* Exercise instructions: Could you continue the passage below about a young worker's monthly budget and retirement savings, starting after its final sentence?

You however, are determined to not let that lifestyle happen to you. And you are willing to work to make sure it does not. First thing you do is getter a better apartment. You cannot take the chance of being out of work because you got sick living in a rat infested crack den, or missing days of work because your wheel was stolen off your car or getting robbed because you dress nice for work and look like you have money. You spend $850 per month to get a place upstairs in an older couples house, but it’s a good deal because it includes utilities. You are further from work now and decide to spend $79 per month on a reliable Focus lease for transportation, until you learn that Geico will insure your 19 year old recklessness for only $1100/month. So instead you get a loan for a used 2003 Focus and have car payments of $175 per month and insurance of $208. You get a cell phone for $29.95 per month so you can be called for overtime at a moments notice. You skip the health insurance because you job doesn’t offer it and $400 per month is nuts, and you are young so you just take your chances. You are frugal so like the poverty person above you budget $216 ($50.00/week) per month for gas, food, clothes, etc. Your total expenses are $1479 per month and you budget an additional $250 per month for retirement which you stick in a Roth IRA, because the TMF calculator tells you that if you save $250 per month at 8% you will have one million dollars to retire on age 60. You skip the expense of TMF newsletters, and invest yourself in SPY because you do not want to waste money on a PC and internet connection. Each month you check that your employer has deposited the money into your Fidelity account.

* Data provided:

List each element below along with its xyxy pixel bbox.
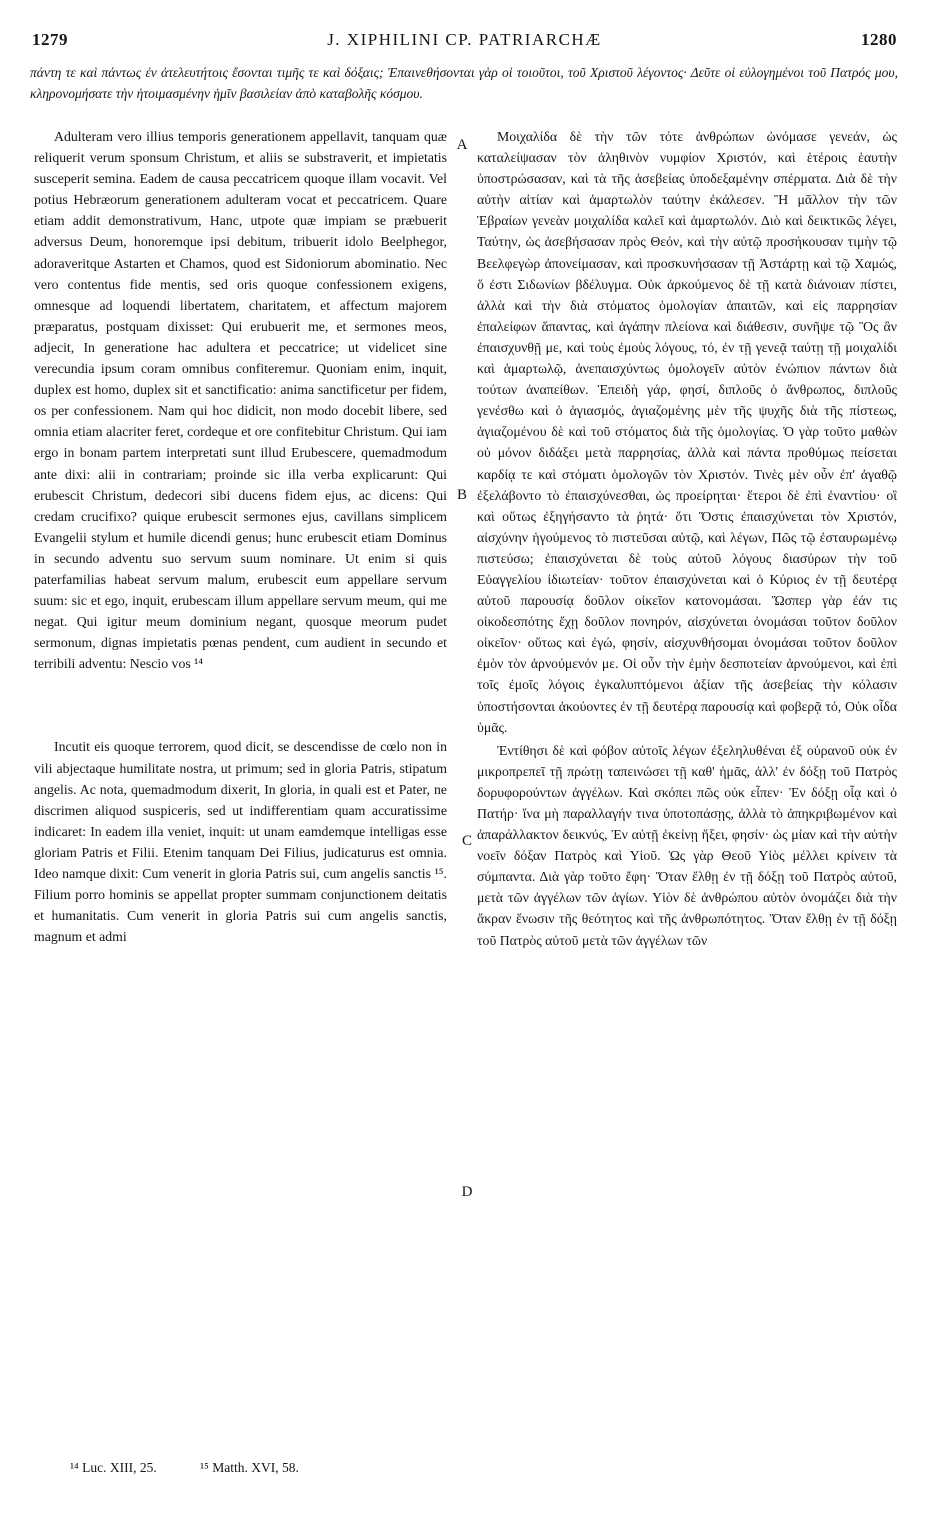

* Exercise output:
There you were, eighteen, young and strong, right out of HS in 2005 earning $24,000 a year and on your way to being a millionaire. Somehow you figured out this plan in spite of “not being college material” as they said. And you kept at it even though things did not always go as smoothly as you budgeted. Remember that first year when you missed six retirement deposits because that used Focus transmission blew up, and how you made it up later with money from your raises? And then when your boss laid you off and you had to start over at a beginner’s salary with a new company. That was a tough day, but at only twenty one years old you still had time It had been a surprise to learn that inflation of 4% added $830 to your expenses that first year, and your first $1040/year raise only paid back one month of the six missed retirement deposits. Over time you got more raises and better jobs, but inflation kept eating away at you. Twenty six years later you were earning $65000 but you were still behind on getting to that million. Somehow your expected expenses had risen 4% annually to $55,000 but you still had surprise bills and were still trying to make up for earlier misses and eight% interest you could never recoup. Finally at age sixty in the year 2065, you reached your million and you could finally retire after living frugally, barely above poverty, for forty two years. You had never had kids, never wasted money on an engagement ring or dating, never taken a vacation or driven a sports car. You had never bought life insurance or healthcare. You had cooked your own meals, and walked to the beach. You had been lucky, you never got injured, never got sick and never missed work through any fault of your own and now you were done. You decided that you would live until you were eighty and enjoy twenty years of retirement. You divided your one million retirement fund into twenty equal $50,000 piles.
Four percent inflation had raised the poverty level to $54,000.
It all seems pretty grim.
According the US Census in 2005 the National College graduation rate is 25.9%. “With commencement ceremonies approaching, college seniors in this country should feel confident of their economic future” Census Bureau Director Louis Kincannon said. “College graduates may expect to earn, on average, nearly $2.1million dollars in their lifetimes. That is nearly twice as much as those have only high school diplomas.” C.M. Russell, over at Secrets of the Job Hunt, was kind enough to share some starting salaries, by major, of college graduates from the 2006 graduating classes. His information is from membership-based naceweb.org:
$56,269 Chemical Engineering $53,096 ComputerEngineering $53,500 Electrical Engineering $50,744 Computer Science $51,808 Mechanical Engineering $47,182 Information Science
$45,391 Management Information Systems $44,928 Accounting $41,115 Business Administration $37,191 Marketing $32,870 Liberal Arts $30,369 Psychology
(74% get poverty.)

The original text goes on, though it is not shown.